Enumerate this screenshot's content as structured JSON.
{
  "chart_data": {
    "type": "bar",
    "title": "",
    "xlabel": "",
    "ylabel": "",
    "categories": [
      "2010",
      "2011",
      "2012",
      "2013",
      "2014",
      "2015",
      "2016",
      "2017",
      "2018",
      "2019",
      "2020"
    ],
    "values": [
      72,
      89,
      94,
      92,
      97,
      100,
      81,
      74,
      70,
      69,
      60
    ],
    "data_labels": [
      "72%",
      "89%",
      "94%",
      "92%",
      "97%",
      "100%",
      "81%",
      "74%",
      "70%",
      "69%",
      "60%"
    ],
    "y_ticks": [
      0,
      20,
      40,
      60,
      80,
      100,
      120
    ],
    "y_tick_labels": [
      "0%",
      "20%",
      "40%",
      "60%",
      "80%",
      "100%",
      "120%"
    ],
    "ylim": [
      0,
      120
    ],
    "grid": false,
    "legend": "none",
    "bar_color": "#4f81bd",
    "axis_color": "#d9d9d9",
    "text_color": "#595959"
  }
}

[SHORT TASK]
Exact output of every entry is required.

[RESULT OF THIS TASK]
Enumerate this screenshot's content as structured JSON.
{
  "chart_data": {
    "type": "bar",
    "title": "",
    "xlabel": "",
    "ylabel": "",
    "categories": [
      "2010",
      "2011",
      "2012",
      "2013",
      "2014",
      "2015",
      "2016",
      "2017",
      "2018",
      "2019",
      "2020"
    ],
    "values": [
      72,
      89,
      94,
      92,
      97,
      100,
      81,
      74,
      70,
      69,
      60
    ],
    "data_labels": [
      "72%",
      "89%",
      "94%",
      "92%",
      "97%",
      "100%",
      "81%",
      "74%",
      "70%",
      "69%",
      "60%"
    ],
    "y_ticks": [
      0,
      20,
      40,
      60,
      80,
      100,
      120
    ],
    "y_tick_labels": [
      "0%",
      "20%",
      "40%",
      "60%",
      "80%",
      "100%",
      "120%"
    ],
    "ylim": [
      0,
      120
    ],
    "grid": false,
    "legend": "none",
    "bar_color": "#4f81bd",
    "axis_color": "#d9d9d9",
    "text_color": "#595959"
  }
}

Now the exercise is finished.